### Saved entries
+---+

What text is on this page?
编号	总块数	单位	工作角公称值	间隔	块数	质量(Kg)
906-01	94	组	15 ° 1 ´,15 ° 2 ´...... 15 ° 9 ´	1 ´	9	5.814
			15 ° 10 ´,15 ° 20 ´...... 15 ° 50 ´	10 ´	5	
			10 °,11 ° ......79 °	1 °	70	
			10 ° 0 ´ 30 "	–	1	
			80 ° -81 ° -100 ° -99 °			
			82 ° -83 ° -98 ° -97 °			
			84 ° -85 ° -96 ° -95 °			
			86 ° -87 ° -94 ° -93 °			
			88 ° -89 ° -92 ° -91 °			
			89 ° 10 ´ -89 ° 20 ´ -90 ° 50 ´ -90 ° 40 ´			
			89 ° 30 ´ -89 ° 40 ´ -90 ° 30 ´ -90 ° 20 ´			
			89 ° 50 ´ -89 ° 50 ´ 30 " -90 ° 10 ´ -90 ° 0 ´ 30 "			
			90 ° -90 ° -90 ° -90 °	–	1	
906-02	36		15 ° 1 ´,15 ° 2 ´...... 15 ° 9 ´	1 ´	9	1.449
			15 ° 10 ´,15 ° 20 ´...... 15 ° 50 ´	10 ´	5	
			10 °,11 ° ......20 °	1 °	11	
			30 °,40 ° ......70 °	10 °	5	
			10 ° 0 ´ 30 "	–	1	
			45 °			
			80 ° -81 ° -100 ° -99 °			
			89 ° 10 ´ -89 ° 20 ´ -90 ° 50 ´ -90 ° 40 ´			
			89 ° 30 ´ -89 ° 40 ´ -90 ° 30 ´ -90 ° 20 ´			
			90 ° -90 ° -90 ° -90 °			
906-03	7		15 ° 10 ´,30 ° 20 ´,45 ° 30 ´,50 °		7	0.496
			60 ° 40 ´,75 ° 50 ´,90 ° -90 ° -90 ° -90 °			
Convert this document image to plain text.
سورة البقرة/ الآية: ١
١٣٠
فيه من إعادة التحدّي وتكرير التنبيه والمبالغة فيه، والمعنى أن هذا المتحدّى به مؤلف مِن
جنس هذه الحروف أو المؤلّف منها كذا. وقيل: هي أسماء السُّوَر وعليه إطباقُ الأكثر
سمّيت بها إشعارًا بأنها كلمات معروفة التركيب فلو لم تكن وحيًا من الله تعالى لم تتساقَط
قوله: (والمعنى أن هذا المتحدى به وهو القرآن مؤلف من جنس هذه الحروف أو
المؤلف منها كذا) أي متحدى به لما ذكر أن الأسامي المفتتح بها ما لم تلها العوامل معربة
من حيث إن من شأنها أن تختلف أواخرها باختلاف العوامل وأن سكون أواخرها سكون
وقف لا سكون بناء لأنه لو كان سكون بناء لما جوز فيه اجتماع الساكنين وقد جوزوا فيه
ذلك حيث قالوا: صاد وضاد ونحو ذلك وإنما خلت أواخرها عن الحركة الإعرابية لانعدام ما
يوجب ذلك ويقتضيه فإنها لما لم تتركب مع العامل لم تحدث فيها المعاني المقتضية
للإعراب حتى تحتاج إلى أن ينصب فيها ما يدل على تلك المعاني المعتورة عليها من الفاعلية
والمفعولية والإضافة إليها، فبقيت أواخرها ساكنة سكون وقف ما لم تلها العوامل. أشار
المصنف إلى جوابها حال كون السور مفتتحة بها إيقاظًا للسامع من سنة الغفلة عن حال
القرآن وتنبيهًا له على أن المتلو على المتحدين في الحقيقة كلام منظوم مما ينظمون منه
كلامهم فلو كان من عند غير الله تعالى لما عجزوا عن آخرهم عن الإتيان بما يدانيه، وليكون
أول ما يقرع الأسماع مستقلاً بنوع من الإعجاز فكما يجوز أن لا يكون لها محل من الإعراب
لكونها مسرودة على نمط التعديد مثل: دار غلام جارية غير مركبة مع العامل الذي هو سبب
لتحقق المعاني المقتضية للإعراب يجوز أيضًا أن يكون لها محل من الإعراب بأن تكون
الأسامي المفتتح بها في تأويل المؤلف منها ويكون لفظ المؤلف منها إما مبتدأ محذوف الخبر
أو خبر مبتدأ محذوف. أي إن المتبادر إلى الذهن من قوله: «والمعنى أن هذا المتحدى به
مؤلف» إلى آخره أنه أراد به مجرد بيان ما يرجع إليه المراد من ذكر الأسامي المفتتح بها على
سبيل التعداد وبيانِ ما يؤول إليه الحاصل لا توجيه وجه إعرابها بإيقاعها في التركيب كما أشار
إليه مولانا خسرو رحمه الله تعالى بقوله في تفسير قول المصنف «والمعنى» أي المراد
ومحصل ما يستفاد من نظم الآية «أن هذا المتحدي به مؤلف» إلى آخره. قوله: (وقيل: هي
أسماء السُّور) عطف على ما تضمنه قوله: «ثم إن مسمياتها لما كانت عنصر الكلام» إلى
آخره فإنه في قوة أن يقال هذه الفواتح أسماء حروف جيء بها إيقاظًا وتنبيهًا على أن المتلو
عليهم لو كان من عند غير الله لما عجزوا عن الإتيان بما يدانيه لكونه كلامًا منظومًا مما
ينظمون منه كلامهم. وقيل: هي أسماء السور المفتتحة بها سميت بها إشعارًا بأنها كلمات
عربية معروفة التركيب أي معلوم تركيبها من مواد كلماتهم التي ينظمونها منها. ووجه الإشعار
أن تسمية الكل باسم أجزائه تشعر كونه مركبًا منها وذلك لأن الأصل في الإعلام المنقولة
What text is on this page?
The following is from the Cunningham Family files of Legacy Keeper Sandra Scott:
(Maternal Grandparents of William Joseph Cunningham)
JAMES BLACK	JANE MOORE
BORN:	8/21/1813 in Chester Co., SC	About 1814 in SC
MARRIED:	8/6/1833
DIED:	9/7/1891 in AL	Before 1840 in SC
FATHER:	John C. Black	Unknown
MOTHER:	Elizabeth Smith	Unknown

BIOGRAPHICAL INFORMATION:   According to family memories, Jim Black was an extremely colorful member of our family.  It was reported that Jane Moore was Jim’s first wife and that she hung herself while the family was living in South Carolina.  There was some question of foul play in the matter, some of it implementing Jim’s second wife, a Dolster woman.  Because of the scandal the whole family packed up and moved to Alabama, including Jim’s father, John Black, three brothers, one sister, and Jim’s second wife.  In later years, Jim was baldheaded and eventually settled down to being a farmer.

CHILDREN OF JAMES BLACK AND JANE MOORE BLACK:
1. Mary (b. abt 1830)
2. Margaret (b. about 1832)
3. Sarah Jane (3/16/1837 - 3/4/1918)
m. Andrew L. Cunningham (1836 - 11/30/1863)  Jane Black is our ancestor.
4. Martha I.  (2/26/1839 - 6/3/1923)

+---+

### Objective
Set down every record above exactly as given.

### Correct response
What text is on this page?
编号	总块数	单位	工作角公称值	间隔	块数	质量(Kg)
906-01	94	组	15 ° 1 ´,15 ° 2 ´...... 15 ° 9 ´	1 ´	9	5.814
			15 ° 10 ´,15 ° 20 ´...... 15 ° 50 ´	10 ´	5	
			10 °,11 ° ......79 °	1 °	70	
			10 ° 0 ´ 30 "	–	1	
			80 ° -81 ° -100 ° -99 °			
			82 ° -83 ° -98 ° -97 °			
			84 ° -85 ° -96 ° -95 °			
			86 ° -87 ° -94 ° -93 °			
			88 ° -89 ° -92 ° -91 °			
			89 ° 10 ´ -89 ° 20 ´ -90 ° 50 ´ -90 ° 40 ´			
			89 ° 30 ´ -89 ° 40 ´ -90 ° 30 ´ -90 ° 20 ´			
			89 ° 50 ´ -89 ° 50 ´ 30 " -90 ° 10 ´ -90 ° 0 ´ 30 "			
			90 ° -90 ° -90 ° -90 °	–	1	
906-02	36		15 ° 1 ´,15 ° 2 ´...... 15 ° 9 ´	1 ´	9	1.449
			15 ° 10 ´,15 ° 20 ´...... 15 ° 50 ´	10 ´	5	
			10 °,11 ° ......20 °	1 °	11	
			30 °,40 ° ......70 °	10 °	5	
			10 ° 0 ´ 30 "	–	1	
			45 °			
			80 ° -81 ° -100 ° -99 °			
			89 ° 10 ´ -89 ° 20 ´ -90 ° 50 ´ -90 ° 40 ´			
			89 ° 30 ´ -89 ° 40 ´ -90 ° 30 ´ -90 ° 20 ´			
			90 ° -90 ° -90 ° -90 °			
906-03	7		15 ° 10 ´,30 ° 20 ´,45 ° 30 ´,50 °		7	0.496
			60 ° 40 ´,75 ° 50 ´,90 ° -90 ° -90 ° -90 °			
Convert this document image to plain text.
سورة البقرة/ الآية: ١
١٣٠
فيه من إعادة التحدّي وتكرير التنبيه والمبالغة فيه، والمعنى أن هذا المتحدّى به مؤلف مِن
جنس هذه الحروف أو المؤلّف منها كذا. وقيل: هي أسماء السُّوَر وعليه إطباقُ الأكثر
سمّيت بها إشعارًا بأنها كلمات معروفة التركيب فلو لم تكن وحيًا من الله تعالى لم تتساقَط
قوله: (والمعنى أن هذا المتحدى به وهو القرآن مؤلف من جنس هذه الحروف أو
المؤلف منها كذا) أي متحدى به لما ذكر أن الأسامي المفتتح بها ما لم تلها العوامل معربة
من حيث إن من شأنها أن تختلف أواخرها باختلاف العوامل وأن سكون أواخرها سكون
وقف لا سكون بناء لأنه لو كان سكون بناء لما جوز فيه اجتماع الساكنين وقد جوزوا فيه
ذلك حيث قالوا: صاد وضاد ونحو ذلك وإنما خلت أواخرها عن الحركة الإعرابية لانعدام ما
يوجب ذلك ويقتضيه فإنها لما لم تتركب مع العامل لم تحدث فيها المعاني المقتضية
للإعراب حتى تحتاج إلى أن ينصب فيها ما يدل على تلك المعاني المعتورة عليها من الفاعلية
والمفعولية والإضافة إليها، فبقيت أواخرها ساكنة سكون وقف ما لم تلها العوامل. أشار
المصنف إلى جوابها حال كون السور مفتتحة بها إيقاظًا للسامع من سنة الغفلة عن حال
القرآن وتنبيهًا له على أن المتلو على المتحدين في الحقيقة كلام منظوم مما ينظمون منه
كلامهم فلو كان من عند غير الله تعالى لما عجزوا عن آخرهم عن الإتيان بما يدانيه، وليكون
أول ما يقرع الأسماع مستقلاً بنوع من الإعجاز فكما يجوز أن لا يكون لها محل من الإعراب
لكونها مسرودة على نمط التعديد مثل: دار غلام جارية غير مركبة مع العامل الذي هو سبب
لتحقق المعاني المقتضية للإعراب يجوز أيضًا أن يكون لها محل من الإعراب بأن تكون
الأسامي المفتتح بها في تأويل المؤلف منها ويكون لفظ المؤلف منها إما مبتدأ محذوف الخبر
أو خبر مبتدأ محذوف. أي إن المتبادر إلى الذهن من قوله: «والمعنى أن هذا المتحدى به
مؤلف» إلى آخره أنه أراد به مجرد بيان ما يرجع إليه المراد من ذكر الأسامي المفتتح بها على
سبيل التعداد وبيانِ ما يؤول إليه الحاصل لا توجيه وجه إعرابها بإيقاعها في التركيب كما أشار
إليه مولانا خسرو رحمه الله تعالى بقوله في تفسير قول المصنف «والمعنى» أي المراد
ومحصل ما يستفاد من نظم الآية «أن هذا المتحدي به مؤلف» إلى آخره. قوله: (وقيل: هي
أسماء السُّور) عطف على ما تضمنه قوله: «ثم إن مسمياتها لما كانت عنصر الكلام» إلى
آخره فإنه في قوة أن يقال هذه الفواتح أسماء حروف جيء بها إيقاظًا وتنبيهًا على أن المتلو
عليهم لو كان من عند غير الله لما عجزوا عن الإتيان بما يدانيه لكونه كلامًا منظومًا مما
ينظمون منه كلامهم. وقيل: هي أسماء السور المفتتحة بها سميت بها إشعارًا بأنها كلمات
عربية معروفة التركيب أي معلوم تركيبها من مواد كلماتهم التي ينظمونها منها. ووجه الإشعار
أن تسمية الكل باسم أجزائه تشعر كونه مركبًا منها وذلك لأن الأصل في الإعلام المنقولة
What text is on this page?
The following is from the Cunningham Family files of Legacy Keeper Sandra Scott:
(Maternal Grandparents of William Joseph Cunningham)
JAMES BLACK	JANE MOORE
BORN:	8/21/1813 in Chester Co., SC	About 1814 in SC
MARRIED:	8/6/1833
DIED:	9/7/1891 in AL	Before 1840 in SC
FATHER:	John C. Black	Unknown
MOTHER:	Elizabeth Smith	Unknown

BIOGRAPHICAL INFORMATION:   According to family memories, Jim Black was an extremely colorful member of our family.  It was reported that Jane Moore was Jim’s first wife and that she hung herself while the family was living in South Carolina.  There was some question of foul play in the matter, some of it implementing Jim’s second wife, a Dolster woman.  Because of the scandal the whole family packed up and moved to Alabama, including Jim’s father, John Black, three brothers, one sister, and Jim’s second wife.  In later years, Jim was baldheaded and eventually settled down to being a farmer.

CHILDREN OF JAMES BLACK AND JANE MOORE BLACK:
1. Mary (b. abt 1830)
2. Margaret (b. about 1832)
3. Sarah Jane (3/16/1837 - 3/4/1918)
m. Andrew L. Cunningham (1836 - 11/30/1863)  Jane Black is our ancestor.
4. Martha I.  (2/26/1839 - 6/3/1923)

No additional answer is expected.